[Data lines]:
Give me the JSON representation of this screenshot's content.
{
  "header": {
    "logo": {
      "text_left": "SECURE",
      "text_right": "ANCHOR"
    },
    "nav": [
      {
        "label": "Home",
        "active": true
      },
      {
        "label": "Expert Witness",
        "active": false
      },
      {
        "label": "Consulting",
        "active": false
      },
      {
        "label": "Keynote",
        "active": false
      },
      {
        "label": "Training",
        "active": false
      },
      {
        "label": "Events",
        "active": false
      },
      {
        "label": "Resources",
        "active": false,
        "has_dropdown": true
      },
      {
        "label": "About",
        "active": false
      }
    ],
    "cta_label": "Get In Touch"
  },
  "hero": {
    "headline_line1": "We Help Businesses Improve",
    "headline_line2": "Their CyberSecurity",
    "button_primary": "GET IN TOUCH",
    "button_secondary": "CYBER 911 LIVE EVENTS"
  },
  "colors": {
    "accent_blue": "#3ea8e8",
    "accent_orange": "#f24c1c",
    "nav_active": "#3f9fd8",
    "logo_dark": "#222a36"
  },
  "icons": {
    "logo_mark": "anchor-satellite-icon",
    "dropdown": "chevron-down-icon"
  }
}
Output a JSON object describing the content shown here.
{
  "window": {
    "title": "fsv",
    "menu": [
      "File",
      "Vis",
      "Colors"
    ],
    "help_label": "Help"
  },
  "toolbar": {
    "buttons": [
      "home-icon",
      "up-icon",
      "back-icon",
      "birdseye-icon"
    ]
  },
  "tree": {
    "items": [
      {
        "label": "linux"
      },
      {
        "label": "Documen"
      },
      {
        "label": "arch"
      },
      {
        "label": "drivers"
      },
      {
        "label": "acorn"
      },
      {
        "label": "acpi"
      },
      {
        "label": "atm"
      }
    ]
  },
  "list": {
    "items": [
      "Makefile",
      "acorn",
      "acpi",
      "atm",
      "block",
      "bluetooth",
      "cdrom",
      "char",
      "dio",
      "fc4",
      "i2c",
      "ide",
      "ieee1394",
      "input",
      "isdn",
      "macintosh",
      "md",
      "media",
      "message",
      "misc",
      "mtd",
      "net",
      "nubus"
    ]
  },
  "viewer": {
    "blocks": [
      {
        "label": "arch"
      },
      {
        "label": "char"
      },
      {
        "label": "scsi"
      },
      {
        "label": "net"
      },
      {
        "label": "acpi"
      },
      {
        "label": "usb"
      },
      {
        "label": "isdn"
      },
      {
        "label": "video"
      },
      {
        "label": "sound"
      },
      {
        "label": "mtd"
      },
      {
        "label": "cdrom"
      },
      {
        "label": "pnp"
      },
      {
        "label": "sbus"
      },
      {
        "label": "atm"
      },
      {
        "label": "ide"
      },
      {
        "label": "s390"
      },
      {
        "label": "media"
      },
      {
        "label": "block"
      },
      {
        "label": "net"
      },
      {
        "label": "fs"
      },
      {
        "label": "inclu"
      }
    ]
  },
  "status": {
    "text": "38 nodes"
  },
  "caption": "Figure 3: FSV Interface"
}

[Aim of the exercise]: Output all of the data above without any alteration.

[Result for this exercise]:
Give me the JSON representation of this screenshot's content.
{
  "header": {
    "logo": {
      "text_left": "SECURE",
      "text_right": "ANCHOR"
    },
    "nav": [
      {
        "label": "Home",
        "active": true
      },
      {
        "label": "Expert Witness",
        "active": false
      },
      {
        "label": "Consulting",
        "active": false
      },
      {
        "label": "Keynote",
        "active": false
      },
      {
        "label": "Training",
        "active": false
      },
      {
        "label": "Events",
        "active": false
      },
      {
        "label": "Resources",
        "active": false,
        "has_dropdown": true
      },
      {
        "label": "About",
        "active": false
      }
    ],
    "cta_label": "Get In Touch"
  },
  "hero": {
    "headline_line1": "We Help Businesses Improve",
    "headline_line2": "Their CyberSecurity",
    "button_primary": "GET IN TOUCH",
    "button_secondary": "CYBER 911 LIVE EVENTS"
  },
  "colors": {
    "accent_blue": "#3ea8e8",
    "accent_orange": "#f24c1c",
    "nav_active": "#3f9fd8",
    "logo_dark": "#222a36"
  },
  "icons": {
    "logo_mark": "anchor-satellite-icon",
    "dropdown": "chevron-down-icon"
  }
}
Output a JSON object describing the content shown here.
{
  "window": {
    "title": "fsv",
    "menu": [
      "File",
      "Vis",
      "Colors"
    ],
    "help_label": "Help"
  },
  "toolbar": {
    "buttons": [
      "home-icon",
      "up-icon",
      "back-icon",
      "birdseye-icon"
    ]
  },
  "tree": {
    "items": [
      {
        "label": "linux"
      },
      {
        "label": "Documen"
      },
      {
        "label": "arch"
      },
      {
        "label": "drivers"
      },
      {
        "label": "acorn"
      },
      {
        "label": "acpi"
      },
      {
        "label": "atm"
      }
    ]
  },
  "list": {
    "items": [
      "Makefile",
      "acorn",
      "acpi",
      "atm",
      "block",
      "bluetooth",
      "cdrom",
      "char",
      "dio",
      "fc4",
      "i2c",
      "ide",
      "ieee1394",
      "input",
      "isdn",
      "macintosh",
      "md",
      "media",
      "message",
      "misc",
      "mtd",
      "net",
      "nubus"
    ]
  },
  "viewer": {
    "blocks": [
      {
        "label": "arch"
      },
      {
        "label": "char"
      },
      {
        "label": "scsi"
      },
      {
        "label": "net"
      },
      {
        "label": "acpi"
      },
      {
        "label": "usb"
      },
      {
        "label": "isdn"
      },
      {
        "label": "video"
      },
      {
        "label": "sound"
      },
      {
        "label": "mtd"
      },
      {
        "label": "cdrom"
      },
      {
        "label": "pnp"
      },
      {
        "label": "sbus"
      },
      {
        "label": "atm"
      },
      {
        "label": "ide"
      },
      {
        "label": "s390"
      },
      {
        "label": "media"
      },
      {
        "label": "block"
      },
      {
        "label": "net"
      },
      {
        "label": "fs"
      },
      {
        "label": "inclu"
      }
    ]
  },
  "status": {
    "text": "38 nodes"
  },
  "caption": "Figure 3: FSV Interface"
}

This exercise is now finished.